→ Dataset excerpts:
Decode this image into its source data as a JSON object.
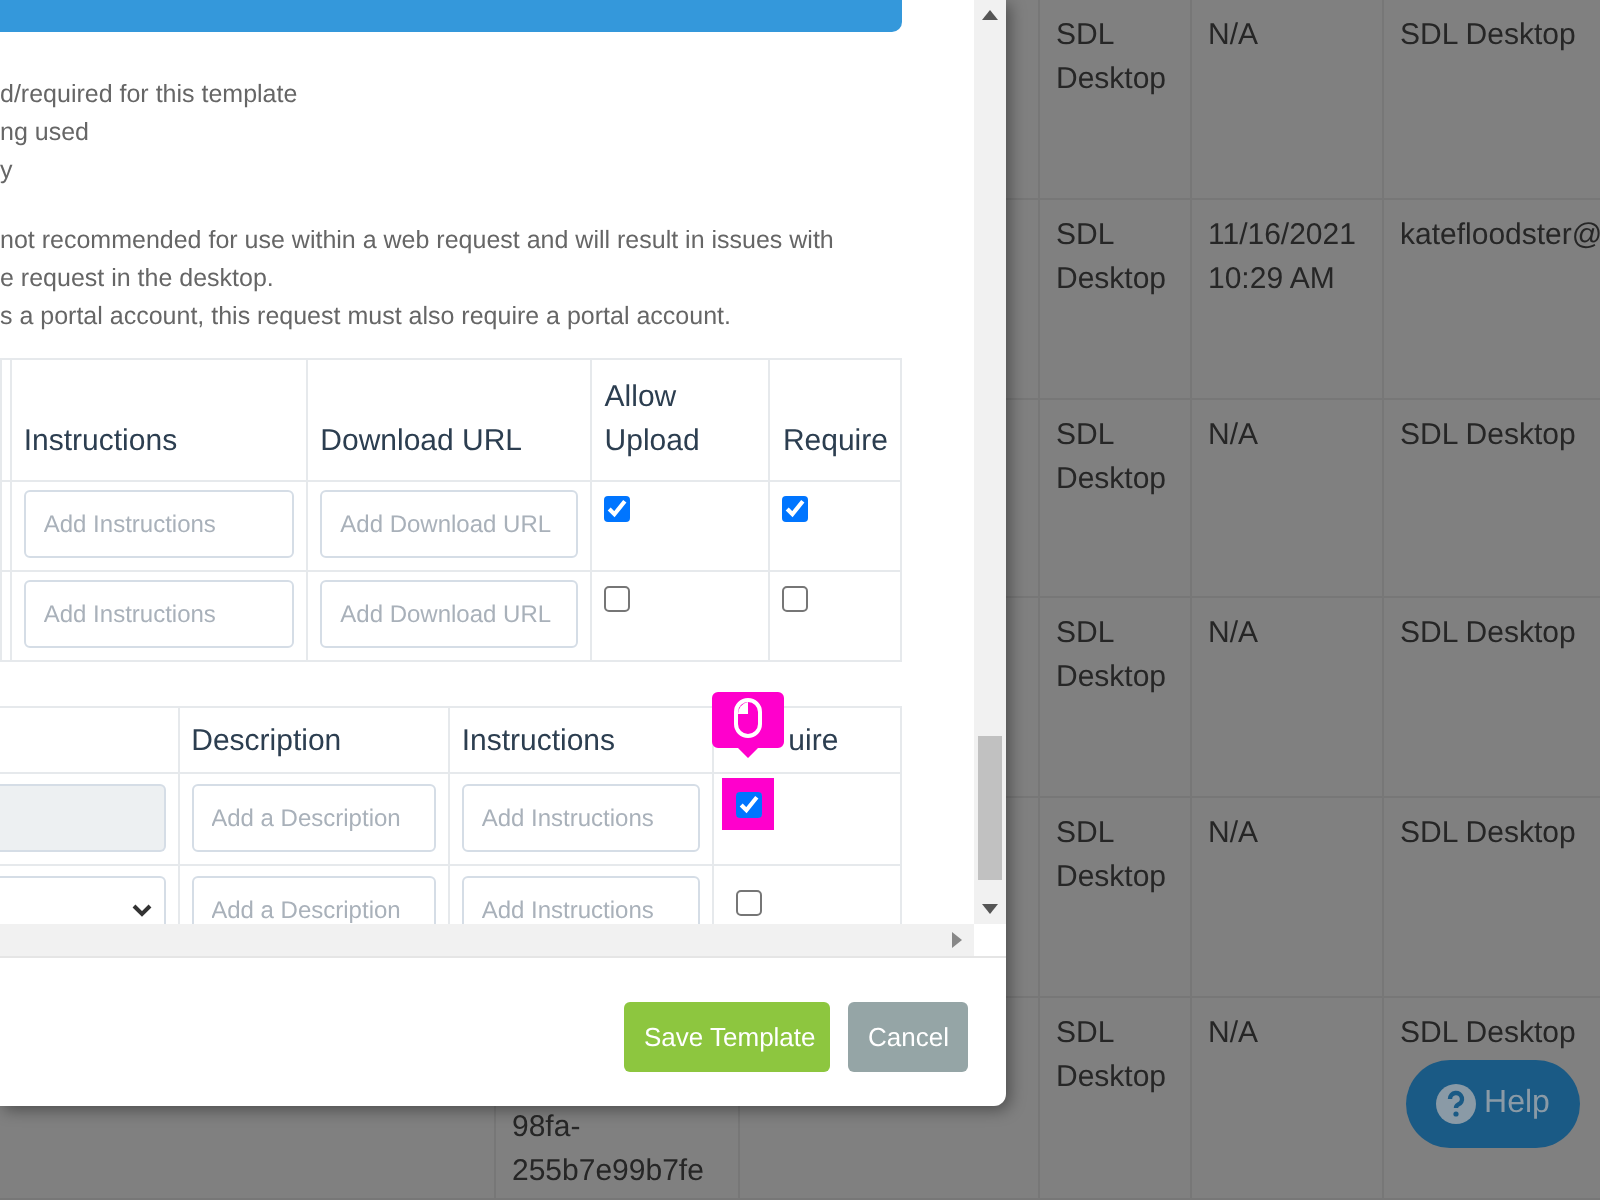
{
  "background_table": {
    "rows": [
      {
        "column_1": "",
        "column_2": "SDL Desktop",
        "column_3": "N/A",
        "column_4": "SDL Desktop"
      },
      {
        "column_1": "",
        "column_2": "SDL Desktop",
        "column_3": "11/16/2021 10:29 AM",
        "column_4": "katefloodster@"
      },
      {
        "column_1": "",
        "column_2": "SDL Desktop",
        "column_3": "N/A",
        "column_4": "SDL Desktop"
      },
      {
        "column_1": "",
        "column_2": "SDL Desktop",
        "column_3": "N/A",
        "column_4": "SDL Desktop"
      },
      {
        "column_1": "",
        "column_2": "SDL Desktop",
        "column_3": "N/A",
        "column_4": "SDL Desktop"
      },
      {
        "column_1": "98fa-255b7e99b7fe",
        "column_2": "SDL Desktop",
        "column_3": "N/A",
        "column_4": "SDL Desktop"
      }
    ]
  },
  "modal": {
    "notes": [
      [
        "d/required for this template",
        "ng used",
        "y"
      ],
      [
        "not recommended for use within a web request and will result in issues with",
        "e request in the desktop.",
        "s a portal account, this request must also require a portal account."
      ]
    ],
    "file_table": {
      "columns": [
        "Instructions",
        "Download URL",
        "Allow Upload",
        "Require"
      ],
      "rows": [
        {
          "instructions_placeholder": "Add Instructions",
          "url_placeholder": "Add Download URL",
          "allow_upload": true,
          "require": true
        },
        {
          "instructions_placeholder": "Add Instructions",
          "url_placeholder": "Add Download URL",
          "allow_upload": false,
          "require": false
        }
      ]
    },
    "field_table": {
      "columns": [
        "Description",
        "Instructions",
        "uire"
      ],
      "rows": [
        {
          "kind": "disabled-input",
          "description_placeholder": "Add a Description",
          "instructions_placeholder": "Add Instructions",
          "require": true,
          "clicked": true
        },
        {
          "kind": "select",
          "description_placeholder": "Add a Description",
          "instructions_placeholder": "Add Instructions",
          "require": false,
          "clicked": false
        }
      ]
    },
    "buttons": [
      {
        "label": "Save Template",
        "kind": "primary"
      },
      {
        "label": "Cancel",
        "kind": "secondary"
      }
    ]
  },
  "help_button": {
    "label": "Help"
  }
}
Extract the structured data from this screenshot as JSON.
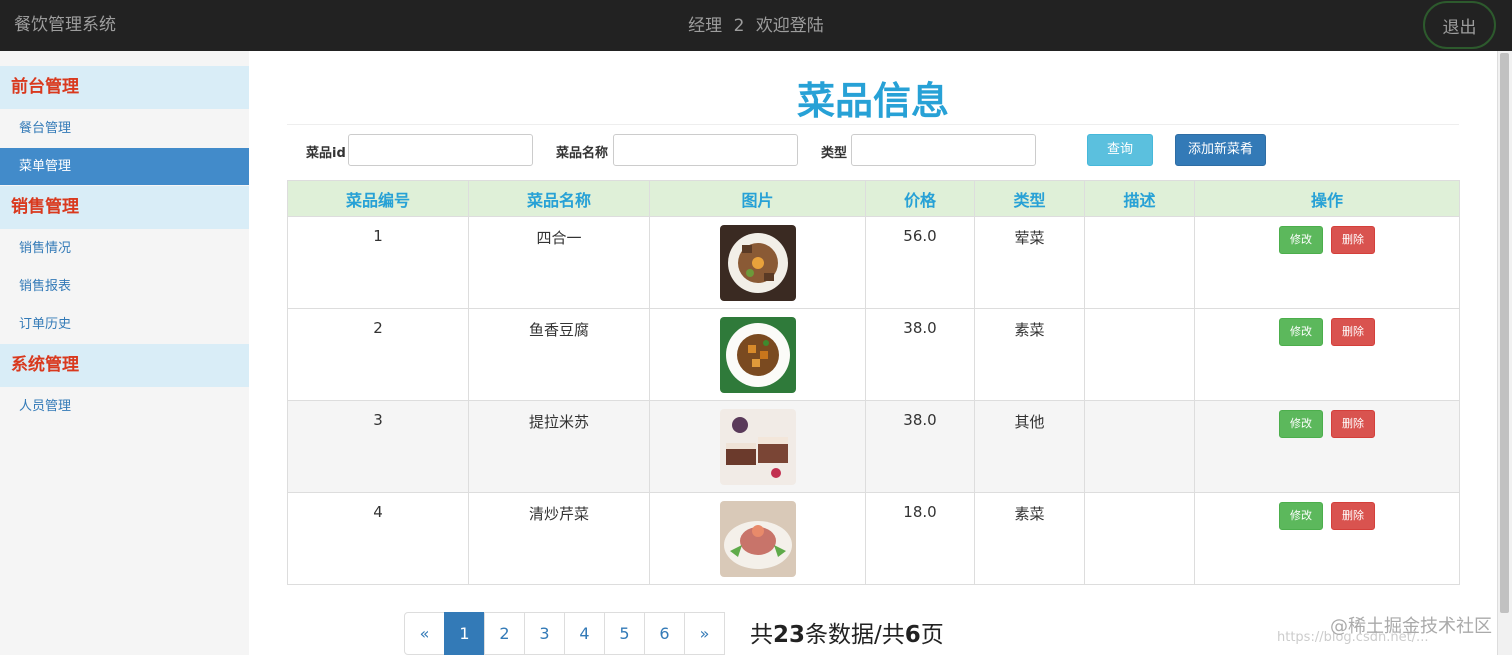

→ Written problem:
Each entry above should be reproduced exactly, with the pictures removed.

→ Exercise response:
Decode this image into its source data as a JSON object.
{
  "background_table": {
    "rows": [
      {
        "column_1": "",
        "column_2": "SDL Desktop",
        "column_3": "N/A",
        "column_4": "SDL Desktop"
      },
      {
        "column_1": "",
        "column_2": "SDL Desktop",
        "column_3": "11/16/2021 10:29 AM",
        "column_4": "katefloodster@"
      },
      {
        "column_1": "",
        "column_2": "SDL Desktop",
        "column_3": "N/A",
        "column_4": "SDL Desktop"
      },
      {
        "column_1": "",
        "column_2": "SDL Desktop",
        "column_3": "N/A",
        "column_4": "SDL Desktop"
      },
      {
        "column_1": "",
        "column_2": "SDL Desktop",
        "column_3": "N/A",
        "column_4": "SDL Desktop"
      },
      {
        "column_1": "98fa-255b7e99b7fe",
        "column_2": "SDL Desktop",
        "column_3": "N/A",
        "column_4": "SDL Desktop"
      }
    ]
  },
  "modal": {
    "notes": [
      [
        "d/required for this template",
        "ng used",
        "y"
      ],
      [
        "not recommended for use within a web request and will result in issues with",
        "e request in the desktop.",
        "s a portal account, this request must also require a portal account."
      ]
    ],
    "file_table": {
      "columns": [
        "Instructions",
        "Download URL",
        "Allow Upload",
        "Require"
      ],
      "rows": [
        {
          "instructions_placeholder": "Add Instructions",
          "url_placeholder": "Add Download URL",
          "allow_upload": true,
          "require": true
        },
        {
          "instructions_placeholder": "Add Instructions",
          "url_placeholder": "Add Download URL",
          "allow_upload": false,
          "require": false
        }
      ]
    },
    "field_table": {
      "columns": [
        "Description",
        "Instructions",
        "uire"
      ],
      "rows": [
        {
          "kind": "disabled-input",
          "description_placeholder": "Add a Description",
          "instructions_placeholder": "Add Instructions",
          "require": true,
          "clicked": true
        },
        {
          "kind": "select",
          "description_placeholder": "Add a Description",
          "instructions_placeholder": "Add Instructions",
          "require": false,
          "clicked": false
        }
      ]
    },
    "buttons": [
      {
        "label": "Save Template",
        "kind": "primary"
      },
      {
        "label": "Cancel",
        "kind": "secondary"
      }
    ]
  },
  "help_button": {
    "label": "Help"
  }
}
Extract the structured data from this screenshot as JSON.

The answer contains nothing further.